_WORK REQUIRED_
Output the entries word for word. Omit images.

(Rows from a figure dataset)

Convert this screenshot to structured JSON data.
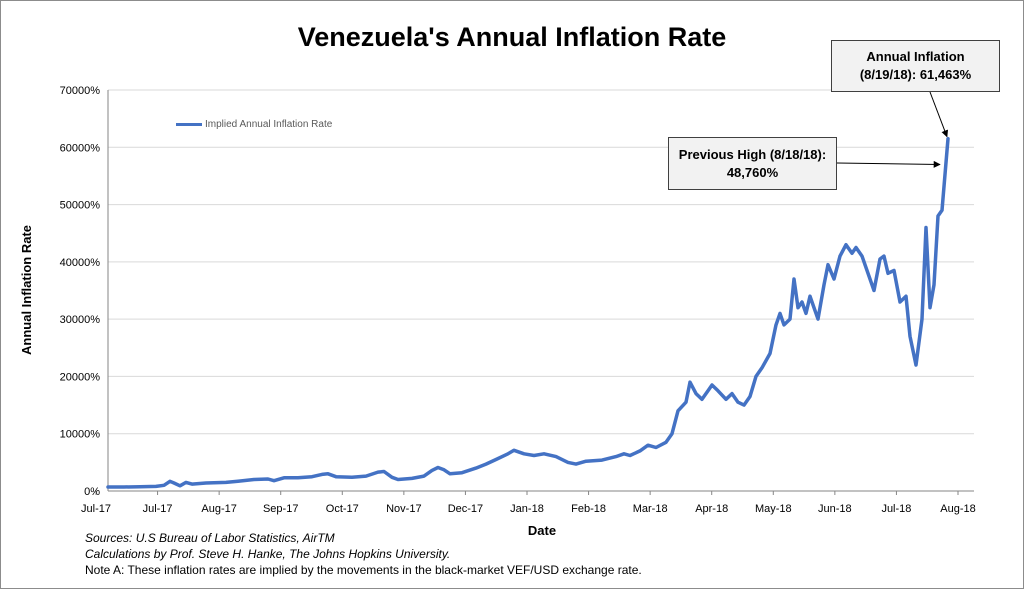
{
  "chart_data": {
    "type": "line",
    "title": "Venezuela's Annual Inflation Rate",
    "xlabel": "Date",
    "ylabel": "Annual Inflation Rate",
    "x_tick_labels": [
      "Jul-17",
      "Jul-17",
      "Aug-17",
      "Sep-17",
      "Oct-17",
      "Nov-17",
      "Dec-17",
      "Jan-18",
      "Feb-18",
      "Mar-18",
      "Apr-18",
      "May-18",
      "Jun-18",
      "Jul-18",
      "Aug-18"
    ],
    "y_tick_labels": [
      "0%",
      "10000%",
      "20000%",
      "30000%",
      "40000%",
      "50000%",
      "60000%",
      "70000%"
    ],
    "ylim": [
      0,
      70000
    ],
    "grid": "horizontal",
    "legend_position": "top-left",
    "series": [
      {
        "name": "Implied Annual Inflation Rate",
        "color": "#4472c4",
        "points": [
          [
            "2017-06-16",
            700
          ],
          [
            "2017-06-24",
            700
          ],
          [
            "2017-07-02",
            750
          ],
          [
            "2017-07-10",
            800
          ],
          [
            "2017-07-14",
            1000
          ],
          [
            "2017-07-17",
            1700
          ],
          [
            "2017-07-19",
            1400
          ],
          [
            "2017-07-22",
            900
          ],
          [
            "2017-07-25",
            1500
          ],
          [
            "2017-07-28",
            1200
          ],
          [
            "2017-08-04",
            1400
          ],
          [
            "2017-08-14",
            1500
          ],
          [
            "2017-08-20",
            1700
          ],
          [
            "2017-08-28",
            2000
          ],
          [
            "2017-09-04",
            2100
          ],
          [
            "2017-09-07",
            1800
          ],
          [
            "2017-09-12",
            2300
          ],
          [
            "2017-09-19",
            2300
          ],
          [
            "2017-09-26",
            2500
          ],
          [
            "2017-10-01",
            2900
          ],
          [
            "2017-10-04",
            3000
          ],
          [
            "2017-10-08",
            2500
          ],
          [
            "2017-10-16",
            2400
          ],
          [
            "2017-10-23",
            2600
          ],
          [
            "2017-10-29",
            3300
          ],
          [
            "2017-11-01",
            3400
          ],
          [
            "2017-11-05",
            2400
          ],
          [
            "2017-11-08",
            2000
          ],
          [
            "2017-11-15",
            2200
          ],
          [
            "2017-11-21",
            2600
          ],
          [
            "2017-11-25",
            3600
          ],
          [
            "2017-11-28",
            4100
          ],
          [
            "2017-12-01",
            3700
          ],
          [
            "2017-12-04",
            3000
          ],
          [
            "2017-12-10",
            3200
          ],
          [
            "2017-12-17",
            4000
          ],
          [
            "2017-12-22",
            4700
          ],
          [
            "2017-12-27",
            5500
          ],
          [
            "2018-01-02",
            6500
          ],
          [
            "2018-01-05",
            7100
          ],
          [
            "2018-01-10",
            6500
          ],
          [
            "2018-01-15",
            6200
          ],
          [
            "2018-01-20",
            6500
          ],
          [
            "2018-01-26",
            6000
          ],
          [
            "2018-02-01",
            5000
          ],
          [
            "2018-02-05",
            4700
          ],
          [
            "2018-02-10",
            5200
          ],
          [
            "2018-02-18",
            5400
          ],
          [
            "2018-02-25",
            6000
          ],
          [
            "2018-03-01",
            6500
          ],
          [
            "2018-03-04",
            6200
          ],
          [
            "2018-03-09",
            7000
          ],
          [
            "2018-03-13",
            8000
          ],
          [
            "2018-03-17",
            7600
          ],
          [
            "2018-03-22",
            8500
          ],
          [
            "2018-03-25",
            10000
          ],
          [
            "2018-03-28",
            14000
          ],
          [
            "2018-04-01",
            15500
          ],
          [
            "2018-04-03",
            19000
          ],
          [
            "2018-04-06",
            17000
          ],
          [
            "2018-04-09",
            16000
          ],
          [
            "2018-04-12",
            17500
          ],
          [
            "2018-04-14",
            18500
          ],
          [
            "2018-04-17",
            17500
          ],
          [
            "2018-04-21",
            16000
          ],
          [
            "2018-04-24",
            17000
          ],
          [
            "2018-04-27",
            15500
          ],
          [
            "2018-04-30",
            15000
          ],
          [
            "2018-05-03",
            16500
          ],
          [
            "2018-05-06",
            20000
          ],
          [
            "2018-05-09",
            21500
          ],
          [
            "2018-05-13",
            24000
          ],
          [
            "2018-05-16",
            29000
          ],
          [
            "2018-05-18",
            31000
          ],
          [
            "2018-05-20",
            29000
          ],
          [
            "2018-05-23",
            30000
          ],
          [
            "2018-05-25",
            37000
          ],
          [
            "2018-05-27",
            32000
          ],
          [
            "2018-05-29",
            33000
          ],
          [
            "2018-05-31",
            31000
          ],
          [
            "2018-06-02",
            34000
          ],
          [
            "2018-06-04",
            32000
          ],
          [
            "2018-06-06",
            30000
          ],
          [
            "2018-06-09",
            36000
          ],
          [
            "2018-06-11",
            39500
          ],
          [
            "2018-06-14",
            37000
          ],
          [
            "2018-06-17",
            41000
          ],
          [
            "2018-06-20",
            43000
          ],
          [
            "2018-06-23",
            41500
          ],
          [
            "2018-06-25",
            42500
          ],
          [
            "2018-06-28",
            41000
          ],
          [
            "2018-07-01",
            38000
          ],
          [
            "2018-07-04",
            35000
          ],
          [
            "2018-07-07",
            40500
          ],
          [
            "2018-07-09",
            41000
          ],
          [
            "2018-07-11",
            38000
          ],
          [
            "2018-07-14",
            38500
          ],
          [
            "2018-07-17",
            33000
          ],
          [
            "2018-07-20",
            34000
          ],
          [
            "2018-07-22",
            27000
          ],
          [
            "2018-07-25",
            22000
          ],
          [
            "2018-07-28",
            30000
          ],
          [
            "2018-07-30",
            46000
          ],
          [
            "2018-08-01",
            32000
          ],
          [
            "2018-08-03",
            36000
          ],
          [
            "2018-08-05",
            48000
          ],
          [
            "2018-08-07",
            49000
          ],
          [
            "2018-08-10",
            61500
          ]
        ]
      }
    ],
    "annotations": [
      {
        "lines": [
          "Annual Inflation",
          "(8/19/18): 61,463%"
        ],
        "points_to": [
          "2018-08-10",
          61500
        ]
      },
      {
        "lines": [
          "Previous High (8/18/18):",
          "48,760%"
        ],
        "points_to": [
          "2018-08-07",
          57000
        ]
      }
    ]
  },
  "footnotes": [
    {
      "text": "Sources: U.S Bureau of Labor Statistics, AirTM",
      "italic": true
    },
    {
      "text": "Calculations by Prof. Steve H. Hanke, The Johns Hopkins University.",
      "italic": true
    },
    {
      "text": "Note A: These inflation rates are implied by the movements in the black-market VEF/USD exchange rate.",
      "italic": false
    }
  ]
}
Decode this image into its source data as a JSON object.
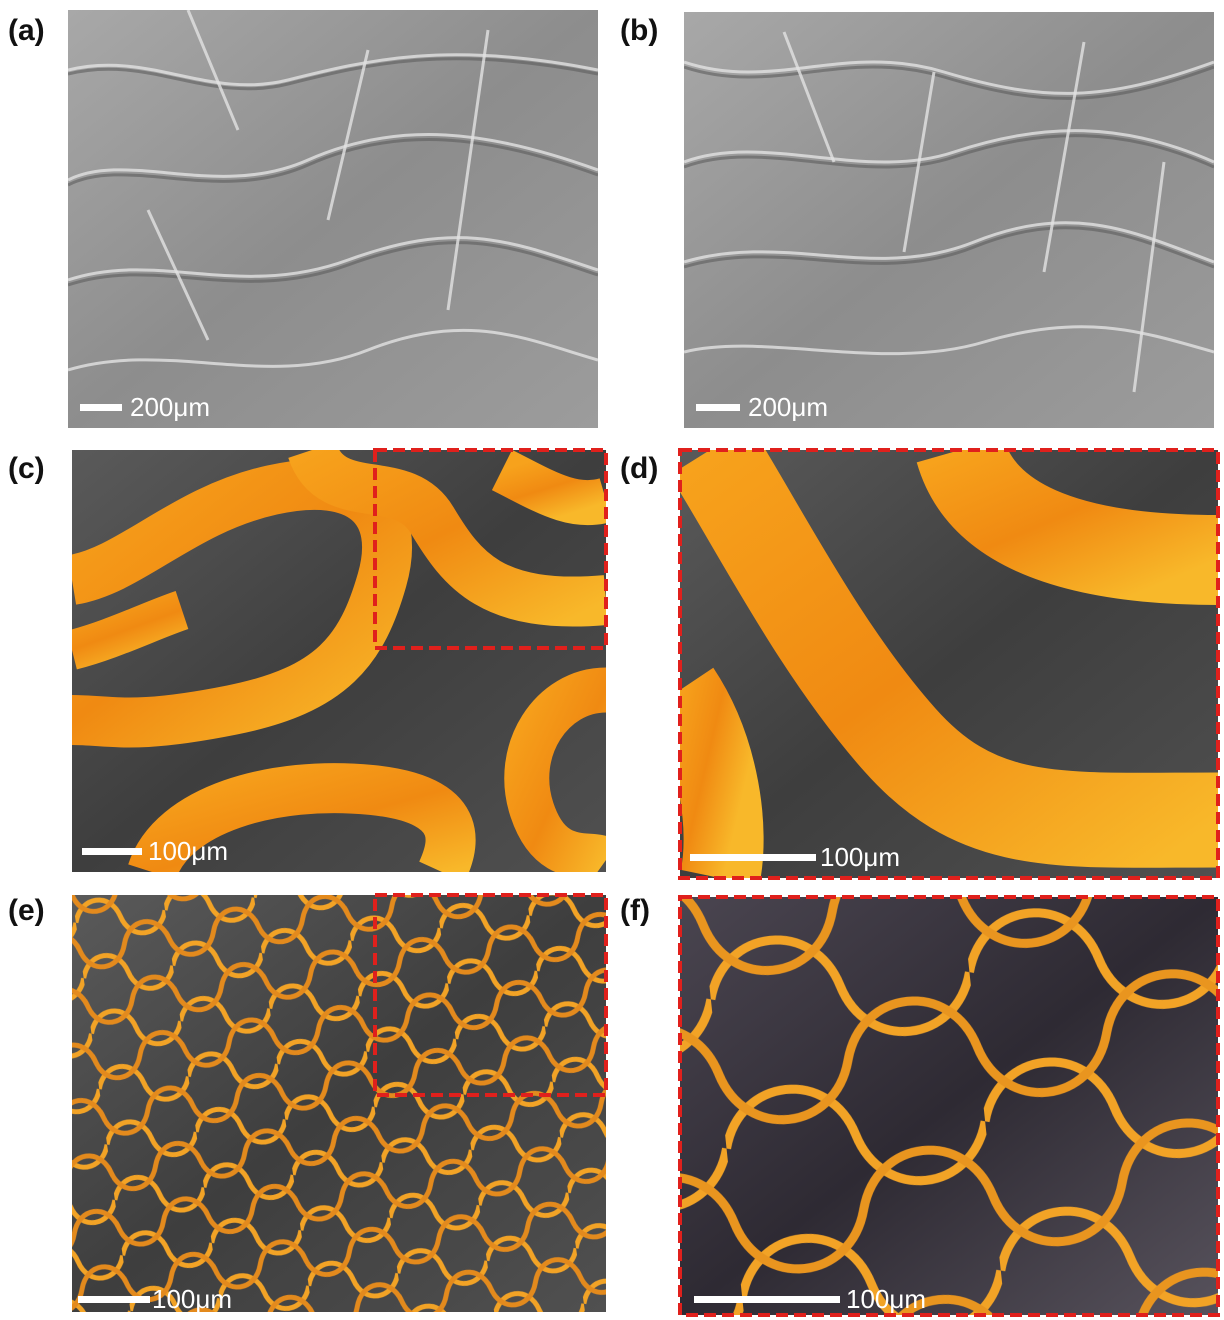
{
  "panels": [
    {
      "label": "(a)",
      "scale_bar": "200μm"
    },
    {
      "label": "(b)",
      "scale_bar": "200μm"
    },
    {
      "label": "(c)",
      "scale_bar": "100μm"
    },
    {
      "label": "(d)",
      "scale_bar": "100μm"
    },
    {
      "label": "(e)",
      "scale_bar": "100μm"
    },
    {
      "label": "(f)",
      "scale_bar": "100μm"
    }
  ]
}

_THE REPLY_
Convert this screenshot to structured JSON data.
{
  "chart_data": {
    "type": "line",
    "title": "Venezuela's Annual Inflation Rate",
    "xlabel": "Date",
    "ylabel": "Annual Inflation Rate",
    "x_tick_labels": [
      "Jul-17",
      "Jul-17",
      "Aug-17",
      "Sep-17",
      "Oct-17",
      "Nov-17",
      "Dec-17",
      "Jan-18",
      "Feb-18",
      "Mar-18",
      "Apr-18",
      "May-18",
      "Jun-18",
      "Jul-18",
      "Aug-18"
    ],
    "y_tick_labels": [
      "0%",
      "10000%",
      "20000%",
      "30000%",
      "40000%",
      "50000%",
      "60000%",
      "70000%"
    ],
    "ylim": [
      0,
      70000
    ],
    "grid": "horizontal",
    "legend_position": "top-left",
    "series": [
      {
        "name": "Implied Annual Inflation Rate",
        "color": "#4472c4",
        "points": [
          [
            "2017-06-16",
            700
          ],
          [
            "2017-06-24",
            700
          ],
          [
            "2017-07-02",
            750
          ],
          [
            "2017-07-10",
            800
          ],
          [
            "2017-07-14",
            1000
          ],
          [
            "2017-07-17",
            1700
          ],
          [
            "2017-07-19",
            1400
          ],
          [
            "2017-07-22",
            900
          ],
          [
            "2017-07-25",
            1500
          ],
          [
            "2017-07-28",
            1200
          ],
          [
            "2017-08-04",
            1400
          ],
          [
            "2017-08-14",
            1500
          ],
          [
            "2017-08-20",
            1700
          ],
          [
            "2017-08-28",
            2000
          ],
          [
            "2017-09-04",
            2100
          ],
          [
            "2017-09-07",
            1800
          ],
          [
            "2017-09-12",
            2300
          ],
          [
            "2017-09-19",
            2300
          ],
          [
            "2017-09-26",
            2500
          ],
          [
            "2017-10-01",
            2900
          ],
          [
            "2017-10-04",
            3000
          ],
          [
            "2017-10-08",
            2500
          ],
          [
            "2017-10-16",
            2400
          ],
          [
            "2017-10-23",
            2600
          ],
          [
            "2017-10-29",
            3300
          ],
          [
            "2017-11-01",
            3400
          ],
          [
            "2017-11-05",
            2400
          ],
          [
            "2017-11-08",
            2000
          ],
          [
            "2017-11-15",
            2200
          ],
          [
            "2017-11-21",
            2600
          ],
          [
            "2017-11-25",
            3600
          ],
          [
            "2017-11-28",
            4100
          ],
          [
            "2017-12-01",
            3700
          ],
          [
            "2017-12-04",
            3000
          ],
          [
            "2017-12-10",
            3200
          ],
          [
            "2017-12-17",
            4000
          ],
          [
            "2017-12-22",
            4700
          ],
          [
            "2017-12-27",
            5500
          ],
          [
            "2018-01-02",
            6500
          ],
          [
            "2018-01-05",
            7100
          ],
          [
            "2018-01-10",
            6500
          ],
          [
            "2018-01-15",
            6200
          ],
          [
            "2018-01-20",
            6500
          ],
          [
            "2018-01-26",
            6000
          ],
          [
            "2018-02-01",
            5000
          ],
          [
            "2018-02-05",
            4700
          ],
          [
            "2018-02-10",
            5200
          ],
          [
            "2018-02-18",
            5400
          ],
          [
            "2018-02-25",
            6000
          ],
          [
            "2018-03-01",
            6500
          ],
          [
            "2018-03-04",
            6200
          ],
          [
            "2018-03-09",
            7000
          ],
          [
            "2018-03-13",
            8000
          ],
          [
            "2018-03-17",
            7600
          ],
          [
            "2018-03-22",
            8500
          ],
          [
            "2018-03-25",
            10000
          ],
          [
            "2018-03-28",
            14000
          ],
          [
            "2018-04-01",
            15500
          ],
          [
            "2018-04-03",
            19000
          ],
          [
            "2018-04-06",
            17000
          ],
          [
            "2018-04-09",
            16000
          ],
          [
            "2018-04-12",
            17500
          ],
          [
            "2018-04-14",
            18500
          ],
          [
            "2018-04-17",
            17500
          ],
          [
            "2018-04-21",
            16000
          ],
          [
            "2018-04-24",
            17000
          ],
          [
            "2018-04-27",
            15500
          ],
          [
            "2018-04-30",
            15000
          ],
          [
            "2018-05-03",
            16500
          ],
          [
            "2018-05-06",
            20000
          ],
          [
            "2018-05-09",
            21500
          ],
          [
            "2018-05-13",
            24000
          ],
          [
            "2018-05-16",
            29000
          ],
          [
            "2018-05-18",
            31000
          ],
          [
            "2018-05-20",
            29000
          ],
          [
            "2018-05-23",
            30000
          ],
          [
            "2018-05-25",
            37000
          ],
          [
            "2018-05-27",
            32000
          ],
          [
            "2018-05-29",
            33000
          ],
          [
            "2018-05-31",
            31000
          ],
          [
            "2018-06-02",
            34000
          ],
          [
            "2018-06-04",
            32000
          ],
          [
            "2018-06-06",
            30000
          ],
          [
            "2018-06-09",
            36000
          ],
          [
            "2018-06-11",
            39500
          ],
          [
            "2018-06-14",
            37000
          ],
          [
            "2018-06-17",
            41000
          ],
          [
            "2018-06-20",
            43000
          ],
          [
            "2018-06-23",
            41500
          ],
          [
            "2018-06-25",
            42500
          ],
          [
            "2018-06-28",
            41000
          ],
          [
            "2018-07-01",
            38000
          ],
          [
            "2018-07-04",
            35000
          ],
          [
            "2018-07-07",
            40500
          ],
          [
            "2018-07-09",
            41000
          ],
          [
            "2018-07-11",
            38000
          ],
          [
            "2018-07-14",
            38500
          ],
          [
            "2018-07-17",
            33000
          ],
          [
            "2018-07-20",
            34000
          ],
          [
            "2018-07-22",
            27000
          ],
          [
            "2018-07-25",
            22000
          ],
          [
            "2018-07-28",
            30000
          ],
          [
            "2018-07-30",
            46000
          ],
          [
            "2018-08-01",
            32000
          ],
          [
            "2018-08-03",
            36000
          ],
          [
            "2018-08-05",
            48000
          ],
          [
            "2018-08-07",
            49000
          ],
          [
            "2018-08-10",
            61500
          ]
        ]
      }
    ],
    "annotations": [
      {
        "lines": [
          "Annual Inflation",
          "(8/19/18): 61,463%"
        ],
        "points_to": [
          "2018-08-10",
          61500
        ]
      },
      {
        "lines": [
          "Previous High (8/18/18):",
          "48,760%"
        ],
        "points_to": [
          "2018-08-07",
          57000
        ]
      }
    ]
  },
  "footnotes": [
    {
      "text": "Sources: U.S Bureau of Labor Statistics, AirTM",
      "italic": true
    },
    {
      "text": "Calculations by Prof. Steve H. Hanke, The Johns Hopkins University.",
      "italic": true
    },
    {
      "text": "Note A: These inflation rates are implied by the movements in the black-market VEF/USD exchange rate.",
      "italic": false
    }
  ]
}
Decode this image into its source data as a JSON object.
{
  "panels": [
    {
      "label": "(a)",
      "scale_bar": "200μm"
    },
    {
      "label": "(b)",
      "scale_bar": "200μm"
    },
    {
      "label": "(c)",
      "scale_bar": "100μm"
    },
    {
      "label": "(d)",
      "scale_bar": "100μm"
    },
    {
      "label": "(e)",
      "scale_bar": "100μm"
    },
    {
      "label": "(f)",
      "scale_bar": "100μm"
    }
  ]
}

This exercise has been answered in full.